## START SOURCE RECORDS
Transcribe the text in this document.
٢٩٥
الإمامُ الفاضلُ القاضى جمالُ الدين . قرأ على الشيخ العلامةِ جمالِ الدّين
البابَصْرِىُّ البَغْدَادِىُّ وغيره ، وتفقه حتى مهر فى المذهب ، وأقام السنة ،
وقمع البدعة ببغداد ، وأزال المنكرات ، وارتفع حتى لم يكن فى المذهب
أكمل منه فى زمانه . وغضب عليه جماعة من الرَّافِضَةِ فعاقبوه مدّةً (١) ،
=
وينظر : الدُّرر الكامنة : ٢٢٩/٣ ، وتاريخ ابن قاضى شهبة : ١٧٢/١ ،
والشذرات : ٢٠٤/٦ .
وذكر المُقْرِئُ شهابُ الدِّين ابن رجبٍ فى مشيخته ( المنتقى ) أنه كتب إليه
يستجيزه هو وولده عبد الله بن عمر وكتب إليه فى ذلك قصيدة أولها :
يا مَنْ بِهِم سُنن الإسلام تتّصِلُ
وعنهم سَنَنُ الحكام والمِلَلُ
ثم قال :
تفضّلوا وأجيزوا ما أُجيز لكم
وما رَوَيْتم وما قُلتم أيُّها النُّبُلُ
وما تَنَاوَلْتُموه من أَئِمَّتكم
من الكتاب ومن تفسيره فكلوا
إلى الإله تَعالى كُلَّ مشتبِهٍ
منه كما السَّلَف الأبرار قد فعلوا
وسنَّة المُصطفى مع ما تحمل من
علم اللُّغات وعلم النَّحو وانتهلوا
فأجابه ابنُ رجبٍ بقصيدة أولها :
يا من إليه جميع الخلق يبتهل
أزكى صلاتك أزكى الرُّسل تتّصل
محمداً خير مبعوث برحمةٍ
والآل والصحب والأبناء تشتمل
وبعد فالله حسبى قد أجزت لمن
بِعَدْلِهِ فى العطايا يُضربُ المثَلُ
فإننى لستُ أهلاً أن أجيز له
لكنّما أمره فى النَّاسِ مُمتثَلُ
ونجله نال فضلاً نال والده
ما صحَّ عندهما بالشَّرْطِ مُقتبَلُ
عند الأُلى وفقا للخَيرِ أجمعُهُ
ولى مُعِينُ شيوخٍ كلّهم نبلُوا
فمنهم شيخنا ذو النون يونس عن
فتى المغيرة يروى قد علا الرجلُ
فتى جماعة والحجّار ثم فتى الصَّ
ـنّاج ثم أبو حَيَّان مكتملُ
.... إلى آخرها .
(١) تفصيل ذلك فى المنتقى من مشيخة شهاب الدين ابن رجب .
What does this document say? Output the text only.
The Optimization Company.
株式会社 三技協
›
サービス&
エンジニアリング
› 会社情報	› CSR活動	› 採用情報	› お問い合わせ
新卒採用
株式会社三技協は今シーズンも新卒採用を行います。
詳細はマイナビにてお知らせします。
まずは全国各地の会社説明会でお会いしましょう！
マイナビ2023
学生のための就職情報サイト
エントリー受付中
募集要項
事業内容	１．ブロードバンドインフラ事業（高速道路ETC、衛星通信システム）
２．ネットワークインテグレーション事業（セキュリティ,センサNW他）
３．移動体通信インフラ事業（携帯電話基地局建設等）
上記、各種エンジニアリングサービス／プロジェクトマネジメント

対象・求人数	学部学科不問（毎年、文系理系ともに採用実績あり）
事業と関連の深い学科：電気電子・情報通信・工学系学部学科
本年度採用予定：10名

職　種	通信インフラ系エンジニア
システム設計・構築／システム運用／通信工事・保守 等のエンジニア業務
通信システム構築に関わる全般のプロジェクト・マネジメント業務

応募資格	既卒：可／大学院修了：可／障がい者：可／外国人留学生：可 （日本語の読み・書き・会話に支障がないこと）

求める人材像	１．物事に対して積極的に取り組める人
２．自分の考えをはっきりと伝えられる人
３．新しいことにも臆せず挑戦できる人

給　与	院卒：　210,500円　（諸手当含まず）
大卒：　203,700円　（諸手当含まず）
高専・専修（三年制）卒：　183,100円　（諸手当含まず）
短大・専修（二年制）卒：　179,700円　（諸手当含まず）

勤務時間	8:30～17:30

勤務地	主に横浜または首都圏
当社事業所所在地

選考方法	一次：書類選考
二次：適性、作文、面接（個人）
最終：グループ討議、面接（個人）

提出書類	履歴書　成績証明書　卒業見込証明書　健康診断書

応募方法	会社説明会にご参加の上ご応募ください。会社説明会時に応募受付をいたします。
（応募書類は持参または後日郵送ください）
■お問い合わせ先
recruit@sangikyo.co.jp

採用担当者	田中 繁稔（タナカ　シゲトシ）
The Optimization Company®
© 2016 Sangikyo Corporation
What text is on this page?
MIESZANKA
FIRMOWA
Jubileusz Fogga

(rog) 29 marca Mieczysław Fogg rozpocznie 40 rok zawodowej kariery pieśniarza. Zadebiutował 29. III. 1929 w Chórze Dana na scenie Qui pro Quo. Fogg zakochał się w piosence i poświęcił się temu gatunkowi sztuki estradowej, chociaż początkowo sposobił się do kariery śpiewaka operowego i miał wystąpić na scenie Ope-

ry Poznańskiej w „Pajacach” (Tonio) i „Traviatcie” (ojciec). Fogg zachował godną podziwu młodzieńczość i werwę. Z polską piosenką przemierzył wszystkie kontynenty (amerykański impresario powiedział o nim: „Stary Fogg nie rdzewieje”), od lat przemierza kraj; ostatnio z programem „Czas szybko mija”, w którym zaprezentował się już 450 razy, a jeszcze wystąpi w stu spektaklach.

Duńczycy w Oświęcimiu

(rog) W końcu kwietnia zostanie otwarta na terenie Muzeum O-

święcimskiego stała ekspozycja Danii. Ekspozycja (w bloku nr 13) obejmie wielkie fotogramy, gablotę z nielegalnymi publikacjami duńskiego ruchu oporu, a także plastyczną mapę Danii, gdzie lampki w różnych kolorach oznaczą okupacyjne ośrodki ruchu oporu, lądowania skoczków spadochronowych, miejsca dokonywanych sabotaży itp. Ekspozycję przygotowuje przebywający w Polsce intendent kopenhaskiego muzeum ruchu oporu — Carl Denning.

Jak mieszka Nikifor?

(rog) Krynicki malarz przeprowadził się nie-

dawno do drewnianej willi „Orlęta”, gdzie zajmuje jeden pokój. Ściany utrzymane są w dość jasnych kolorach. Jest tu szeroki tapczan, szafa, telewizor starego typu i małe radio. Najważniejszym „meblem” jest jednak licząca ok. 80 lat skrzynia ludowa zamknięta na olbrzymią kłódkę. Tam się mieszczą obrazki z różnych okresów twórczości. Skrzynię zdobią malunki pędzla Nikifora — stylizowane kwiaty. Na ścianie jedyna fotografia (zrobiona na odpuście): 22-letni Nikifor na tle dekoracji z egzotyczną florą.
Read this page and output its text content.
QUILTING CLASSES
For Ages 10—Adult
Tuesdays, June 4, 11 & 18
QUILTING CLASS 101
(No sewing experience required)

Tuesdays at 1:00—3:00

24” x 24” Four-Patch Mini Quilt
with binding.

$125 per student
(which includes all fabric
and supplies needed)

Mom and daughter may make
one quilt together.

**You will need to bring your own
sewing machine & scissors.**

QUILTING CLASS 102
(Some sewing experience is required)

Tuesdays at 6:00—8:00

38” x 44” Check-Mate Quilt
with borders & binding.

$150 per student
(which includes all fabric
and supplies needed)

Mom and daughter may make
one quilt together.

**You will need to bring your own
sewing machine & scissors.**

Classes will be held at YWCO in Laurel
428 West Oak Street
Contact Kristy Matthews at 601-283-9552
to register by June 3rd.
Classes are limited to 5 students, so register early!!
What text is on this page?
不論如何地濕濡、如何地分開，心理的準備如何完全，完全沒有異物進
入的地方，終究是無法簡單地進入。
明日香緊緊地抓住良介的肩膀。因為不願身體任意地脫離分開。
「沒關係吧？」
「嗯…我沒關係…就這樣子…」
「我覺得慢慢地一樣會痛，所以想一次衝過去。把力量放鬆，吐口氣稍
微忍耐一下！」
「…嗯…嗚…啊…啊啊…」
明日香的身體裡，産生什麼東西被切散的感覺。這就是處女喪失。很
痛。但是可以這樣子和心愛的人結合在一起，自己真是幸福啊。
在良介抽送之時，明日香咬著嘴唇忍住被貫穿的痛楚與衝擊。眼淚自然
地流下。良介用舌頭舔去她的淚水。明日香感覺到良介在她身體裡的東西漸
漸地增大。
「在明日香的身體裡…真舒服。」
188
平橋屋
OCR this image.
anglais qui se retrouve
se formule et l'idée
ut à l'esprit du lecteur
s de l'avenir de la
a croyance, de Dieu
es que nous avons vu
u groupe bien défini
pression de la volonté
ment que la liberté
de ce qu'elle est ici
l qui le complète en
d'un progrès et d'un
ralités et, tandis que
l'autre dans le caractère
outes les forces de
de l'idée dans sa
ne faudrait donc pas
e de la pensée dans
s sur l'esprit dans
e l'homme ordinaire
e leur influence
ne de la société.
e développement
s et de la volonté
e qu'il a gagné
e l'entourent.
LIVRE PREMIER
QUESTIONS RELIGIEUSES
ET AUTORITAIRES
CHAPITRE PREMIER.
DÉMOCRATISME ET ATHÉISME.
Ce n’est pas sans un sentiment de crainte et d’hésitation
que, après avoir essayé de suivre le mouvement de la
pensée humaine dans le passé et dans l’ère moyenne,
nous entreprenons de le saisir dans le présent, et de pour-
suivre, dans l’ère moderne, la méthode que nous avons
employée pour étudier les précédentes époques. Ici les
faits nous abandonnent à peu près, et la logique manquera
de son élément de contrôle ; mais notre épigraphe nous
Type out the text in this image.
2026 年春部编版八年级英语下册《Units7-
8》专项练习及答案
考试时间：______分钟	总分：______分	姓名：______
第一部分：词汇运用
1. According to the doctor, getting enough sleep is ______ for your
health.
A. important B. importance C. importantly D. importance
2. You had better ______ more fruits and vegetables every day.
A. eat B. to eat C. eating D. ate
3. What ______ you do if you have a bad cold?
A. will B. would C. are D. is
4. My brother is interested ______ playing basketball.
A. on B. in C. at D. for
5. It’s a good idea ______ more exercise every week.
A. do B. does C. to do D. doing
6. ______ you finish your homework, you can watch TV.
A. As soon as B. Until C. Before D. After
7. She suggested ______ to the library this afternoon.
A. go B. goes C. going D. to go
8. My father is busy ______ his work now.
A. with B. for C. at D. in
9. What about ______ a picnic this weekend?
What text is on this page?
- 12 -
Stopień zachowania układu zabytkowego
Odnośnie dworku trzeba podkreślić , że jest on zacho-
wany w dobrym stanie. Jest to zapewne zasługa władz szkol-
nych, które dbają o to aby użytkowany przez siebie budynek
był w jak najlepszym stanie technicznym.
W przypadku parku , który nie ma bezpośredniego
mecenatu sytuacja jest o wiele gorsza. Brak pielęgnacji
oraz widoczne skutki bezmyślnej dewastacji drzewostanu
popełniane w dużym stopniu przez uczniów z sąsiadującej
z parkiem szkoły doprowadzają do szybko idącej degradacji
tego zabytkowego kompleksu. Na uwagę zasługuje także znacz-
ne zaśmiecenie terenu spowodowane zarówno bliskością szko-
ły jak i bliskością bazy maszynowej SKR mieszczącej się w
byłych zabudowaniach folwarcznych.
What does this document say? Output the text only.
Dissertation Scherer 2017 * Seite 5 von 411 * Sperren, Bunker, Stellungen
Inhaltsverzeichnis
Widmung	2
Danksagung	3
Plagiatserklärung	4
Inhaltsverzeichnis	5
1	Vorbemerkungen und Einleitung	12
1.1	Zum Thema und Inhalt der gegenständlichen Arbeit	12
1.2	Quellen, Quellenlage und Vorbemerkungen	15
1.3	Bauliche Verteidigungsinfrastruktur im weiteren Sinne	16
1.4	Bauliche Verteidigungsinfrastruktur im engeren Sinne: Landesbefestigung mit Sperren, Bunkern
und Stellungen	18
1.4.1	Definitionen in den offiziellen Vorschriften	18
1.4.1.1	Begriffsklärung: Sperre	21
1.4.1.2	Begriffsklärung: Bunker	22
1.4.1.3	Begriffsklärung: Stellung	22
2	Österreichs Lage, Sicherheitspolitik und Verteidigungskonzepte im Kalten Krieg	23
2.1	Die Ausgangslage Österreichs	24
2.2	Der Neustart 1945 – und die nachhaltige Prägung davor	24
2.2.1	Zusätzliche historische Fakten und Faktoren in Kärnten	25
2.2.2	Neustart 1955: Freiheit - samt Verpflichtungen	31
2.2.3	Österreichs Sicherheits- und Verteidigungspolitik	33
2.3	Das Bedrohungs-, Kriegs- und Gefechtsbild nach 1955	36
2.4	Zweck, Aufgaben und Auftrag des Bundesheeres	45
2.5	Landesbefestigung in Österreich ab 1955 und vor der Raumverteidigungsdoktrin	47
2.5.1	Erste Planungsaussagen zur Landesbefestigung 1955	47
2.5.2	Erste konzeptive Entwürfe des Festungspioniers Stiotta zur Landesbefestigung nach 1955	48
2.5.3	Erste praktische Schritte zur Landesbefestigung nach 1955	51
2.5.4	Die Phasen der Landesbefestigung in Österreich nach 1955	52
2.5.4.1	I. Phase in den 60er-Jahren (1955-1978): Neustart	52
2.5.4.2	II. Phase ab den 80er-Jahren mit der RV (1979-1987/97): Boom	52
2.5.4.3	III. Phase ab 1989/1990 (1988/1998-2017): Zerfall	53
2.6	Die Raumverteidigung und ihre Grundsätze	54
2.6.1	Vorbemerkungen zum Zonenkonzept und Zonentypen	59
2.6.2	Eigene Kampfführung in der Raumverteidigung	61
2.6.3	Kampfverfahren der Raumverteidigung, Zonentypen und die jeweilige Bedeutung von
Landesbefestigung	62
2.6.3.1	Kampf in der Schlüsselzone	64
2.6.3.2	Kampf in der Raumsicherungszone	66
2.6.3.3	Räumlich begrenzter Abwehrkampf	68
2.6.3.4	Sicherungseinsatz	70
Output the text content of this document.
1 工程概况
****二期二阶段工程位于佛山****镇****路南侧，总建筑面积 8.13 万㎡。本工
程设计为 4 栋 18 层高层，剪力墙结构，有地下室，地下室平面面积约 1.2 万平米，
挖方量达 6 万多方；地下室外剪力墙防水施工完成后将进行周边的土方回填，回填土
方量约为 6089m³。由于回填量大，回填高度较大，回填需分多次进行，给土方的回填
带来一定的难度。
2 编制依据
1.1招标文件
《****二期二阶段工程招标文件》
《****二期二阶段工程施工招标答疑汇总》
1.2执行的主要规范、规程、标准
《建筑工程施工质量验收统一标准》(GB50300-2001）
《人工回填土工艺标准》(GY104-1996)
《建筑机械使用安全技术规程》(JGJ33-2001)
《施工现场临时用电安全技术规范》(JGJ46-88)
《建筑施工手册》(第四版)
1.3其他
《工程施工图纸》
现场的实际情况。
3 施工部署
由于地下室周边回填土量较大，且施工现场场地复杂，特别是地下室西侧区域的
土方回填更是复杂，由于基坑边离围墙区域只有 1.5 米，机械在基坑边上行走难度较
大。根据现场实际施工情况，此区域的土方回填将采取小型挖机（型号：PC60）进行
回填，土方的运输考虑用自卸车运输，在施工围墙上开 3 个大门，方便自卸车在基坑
## END SOURCE RECORDS
TASK:
Select all lines with the word "Stellungen" from the entries above.

PROBLEM SOLUTION:
Dissertation Scherer 2017 * Seite 5 von 411 * Sperren, Bunker, Stellungen
und Stellungen	18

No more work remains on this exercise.